# Written instruction
Every line of the records below should be restated exactly.

# Extracted information
┌──
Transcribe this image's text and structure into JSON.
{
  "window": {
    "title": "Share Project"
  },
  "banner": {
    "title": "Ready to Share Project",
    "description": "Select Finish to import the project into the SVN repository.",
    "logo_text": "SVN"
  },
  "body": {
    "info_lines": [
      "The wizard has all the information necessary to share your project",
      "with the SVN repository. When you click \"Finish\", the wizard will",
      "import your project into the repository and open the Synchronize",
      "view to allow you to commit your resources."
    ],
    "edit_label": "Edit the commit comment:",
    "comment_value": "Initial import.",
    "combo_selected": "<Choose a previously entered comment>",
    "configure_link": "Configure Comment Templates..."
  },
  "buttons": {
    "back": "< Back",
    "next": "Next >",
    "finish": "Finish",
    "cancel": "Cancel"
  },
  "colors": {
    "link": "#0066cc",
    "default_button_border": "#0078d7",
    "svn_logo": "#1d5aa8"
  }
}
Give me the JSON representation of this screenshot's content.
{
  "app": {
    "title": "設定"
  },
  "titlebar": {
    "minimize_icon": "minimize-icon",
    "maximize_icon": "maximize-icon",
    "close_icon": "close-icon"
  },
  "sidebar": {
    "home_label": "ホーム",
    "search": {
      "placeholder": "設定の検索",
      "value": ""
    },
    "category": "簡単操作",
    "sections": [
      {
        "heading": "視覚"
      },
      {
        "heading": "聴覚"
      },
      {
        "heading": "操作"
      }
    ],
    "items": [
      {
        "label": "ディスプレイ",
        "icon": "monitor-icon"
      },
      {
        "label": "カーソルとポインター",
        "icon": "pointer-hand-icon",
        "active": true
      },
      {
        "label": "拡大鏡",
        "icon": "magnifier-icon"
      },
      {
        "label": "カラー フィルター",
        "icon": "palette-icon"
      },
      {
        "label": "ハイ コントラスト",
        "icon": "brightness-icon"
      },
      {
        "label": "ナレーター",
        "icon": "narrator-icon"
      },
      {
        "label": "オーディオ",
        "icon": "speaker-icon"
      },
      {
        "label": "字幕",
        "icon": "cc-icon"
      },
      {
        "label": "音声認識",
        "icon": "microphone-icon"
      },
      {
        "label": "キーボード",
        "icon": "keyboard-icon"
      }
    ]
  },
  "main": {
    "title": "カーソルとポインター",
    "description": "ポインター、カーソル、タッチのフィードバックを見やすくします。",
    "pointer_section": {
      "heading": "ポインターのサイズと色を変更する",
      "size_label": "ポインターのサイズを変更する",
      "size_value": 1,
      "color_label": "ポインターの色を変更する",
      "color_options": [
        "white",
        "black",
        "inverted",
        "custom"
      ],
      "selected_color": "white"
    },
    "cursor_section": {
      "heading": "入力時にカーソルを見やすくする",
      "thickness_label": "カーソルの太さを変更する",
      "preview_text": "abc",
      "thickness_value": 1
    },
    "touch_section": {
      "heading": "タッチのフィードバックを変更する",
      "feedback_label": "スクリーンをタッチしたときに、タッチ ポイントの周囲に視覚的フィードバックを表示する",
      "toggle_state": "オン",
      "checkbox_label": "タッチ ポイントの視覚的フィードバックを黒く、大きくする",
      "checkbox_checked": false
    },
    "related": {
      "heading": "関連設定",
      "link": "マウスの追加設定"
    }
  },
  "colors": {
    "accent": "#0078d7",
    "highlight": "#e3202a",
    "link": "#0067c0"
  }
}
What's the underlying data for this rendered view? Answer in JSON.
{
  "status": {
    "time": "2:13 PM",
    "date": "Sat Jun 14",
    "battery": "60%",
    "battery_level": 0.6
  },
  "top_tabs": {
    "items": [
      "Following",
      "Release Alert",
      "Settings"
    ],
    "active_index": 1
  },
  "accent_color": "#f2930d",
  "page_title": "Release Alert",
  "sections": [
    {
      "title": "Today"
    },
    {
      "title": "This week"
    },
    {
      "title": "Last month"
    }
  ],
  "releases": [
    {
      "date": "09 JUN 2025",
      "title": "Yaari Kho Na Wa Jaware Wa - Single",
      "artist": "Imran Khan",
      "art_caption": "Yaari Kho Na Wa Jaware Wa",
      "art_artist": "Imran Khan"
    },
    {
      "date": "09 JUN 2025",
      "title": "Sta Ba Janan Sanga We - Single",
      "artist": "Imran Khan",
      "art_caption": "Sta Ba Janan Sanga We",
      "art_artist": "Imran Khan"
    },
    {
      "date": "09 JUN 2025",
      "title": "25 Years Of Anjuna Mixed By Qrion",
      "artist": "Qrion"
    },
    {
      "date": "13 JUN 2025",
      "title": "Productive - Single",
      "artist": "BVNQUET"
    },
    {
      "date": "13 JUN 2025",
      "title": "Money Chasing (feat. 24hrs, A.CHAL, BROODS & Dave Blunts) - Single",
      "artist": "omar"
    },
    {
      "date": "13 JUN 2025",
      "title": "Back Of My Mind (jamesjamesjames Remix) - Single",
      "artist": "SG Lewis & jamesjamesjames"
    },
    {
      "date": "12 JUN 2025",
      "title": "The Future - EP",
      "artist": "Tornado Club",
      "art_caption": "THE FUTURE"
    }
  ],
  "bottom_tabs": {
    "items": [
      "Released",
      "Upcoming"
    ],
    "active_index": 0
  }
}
└──
# Correct result
Transcribe this image's text and structure into JSON.
{
  "window": {
    "title": "Share Project"
  },
  "banner": {
    "title": "Ready to Share Project",
    "description": "Select Finish to import the project into the SVN repository.",
    "logo_text": "SVN"
  },
  "body": {
    "info_lines": [
      "The wizard has all the information necessary to share your project",
      "with the SVN repository. When you click \"Finish\", the wizard will",
      "import your project into the repository and open the Synchronize",
      "view to allow you to commit your resources."
    ],
    "edit_label": "Edit the commit comment:",
    "comment_value": "Initial import.",
    "combo_selected": "<Choose a previously entered comment>",
    "configure_link": "Configure Comment Templates..."
  },
  "buttons": {
    "back": "< Back",
    "next": "Next >",
    "finish": "Finish",
    "cancel": "Cancel"
  },
  "colors": {
    "link": "#0066cc",
    "default_button_border": "#0078d7",
    "svn_logo": "#1d5aa8"
  }
}
Give me the JSON representation of this screenshot's content.
{
  "app": {
    "title": "設定"
  },
  "titlebar": {
    "minimize_icon": "minimize-icon",
    "maximize_icon": "maximize-icon",
    "close_icon": "close-icon"
  },
  "sidebar": {
    "home_label": "ホーム",
    "search": {
      "placeholder": "設定の検索",
      "value": ""
    },
    "category": "簡単操作",
    "sections": [
      {
        "heading": "視覚"
      },
      {
        "heading": "聴覚"
      },
      {
        "heading": "操作"
      }
    ],
    "items": [
      {
        "label": "ディスプレイ",
        "icon": "monitor-icon"
      },
      {
        "label": "カーソルとポインター",
        "icon": "pointer-hand-icon",
        "active": true
      },
      {
        "label": "拡大鏡",
        "icon": "magnifier-icon"
      },
      {
        "label": "カラー フィルター",
        "icon": "palette-icon"
      },
      {
        "label": "ハイ コントラスト",
        "icon": "brightness-icon"
      },
      {
        "label": "ナレーター",
        "icon": "narrator-icon"
      },
      {
        "label": "オーディオ",
        "icon": "speaker-icon"
      },
      {
        "label": "字幕",
        "icon": "cc-icon"
      },
      {
        "label": "音声認識",
        "icon": "microphone-icon"
      },
      {
        "label": "キーボード",
        "icon": "keyboard-icon"
      }
    ]
  },
  "main": {
    "title": "カーソルとポインター",
    "description": "ポインター、カーソル、タッチのフィードバックを見やすくします。",
    "pointer_section": {
      "heading": "ポインターのサイズと色を変更する",
      "size_label": "ポインターのサイズを変更する",
      "size_value": 1,
      "color_label": "ポインターの色を変更する",
      "color_options": [
        "white",
        "black",
        "inverted",
        "custom"
      ],
      "selected_color": "white"
    },
    "cursor_section": {
      "heading": "入力時にカーソルを見やすくする",
      "thickness_label": "カーソルの太さを変更する",
      "preview_text": "abc",
      "thickness_value": 1
    },
    "touch_section": {
      "heading": "タッチのフィードバックを変更する",
      "feedback_label": "スクリーンをタッチしたときに、タッチ ポイントの周囲に視覚的フィードバックを表示する",
      "toggle_state": "オン",
      "checkbox_label": "タッチ ポイントの視覚的フィードバックを黒く、大きくする",
      "checkbox_checked": false
    },
    "related": {
      "heading": "関連設定",
      "link": "マウスの追加設定"
    }
  },
  "colors": {
    "accent": "#0078d7",
    "highlight": "#e3202a",
    "link": "#0067c0"
  }
}
What's the underlying data for this rendered view? Answer in JSON.
{
  "status": {
    "time": "2:13 PM",
    "date": "Sat Jun 14",
    "battery": "60%",
    "battery_level": 0.6
  },
  "top_tabs": {
    "items": [
      "Following",
      "Release Alert",
      "Settings"
    ],
    "active_index": 1
  },
  "accent_color": "#f2930d",
  "page_title": "Release Alert",
  "sections": [
    {
      "title": "Today"
    },
    {
      "title": "This week"
    },
    {
      "title": "Last month"
    }
  ],
  "releases": [
    {
      "date": "09 JUN 2025",
      "title": "Yaari Kho Na Wa Jaware Wa - Single",
      "artist": "Imran Khan",
      "art_caption": "Yaari Kho Na Wa Jaware Wa",
      "art_artist": "Imran Khan"
    },
    {
      "date": "09 JUN 2025",
      "title": "Sta Ba Janan Sanga We - Single",
      "artist": "Imran Khan",
      "art_caption": "Sta Ba Janan Sanga We",
      "art_artist": "Imran Khan"
    },
    {
      "date": "09 JUN 2025",
      "title": "25 Years Of Anjuna Mixed By Qrion",
      "artist": "Qrion"
    },
    {
      "date": "13 JUN 2025",
      "title": "Productive - Single",
      "artist": "BVNQUET"
    },
    {
      "date": "13 JUN 2025",
      "title": "Money Chasing (feat. 24hrs, A.CHAL, BROODS & Dave Blunts) - Single",
      "artist": "omar"
    },
    {
      "date": "13 JUN 2025",
      "title": "Back Of My Mind (jamesjamesjames Remix) - Single",
      "artist": "SG Lewis & jamesjamesjames"
    },
    {
      "date": "12 JUN 2025",
      "title": "The Future - EP",
      "artist": "Tornado Club",
      "art_caption": "THE FUTURE"
    }
  ],
  "bottom_tabs": {
    "items": [
      "Released",
      "Upcoming"
    ],
    "active_index": 0
  }
}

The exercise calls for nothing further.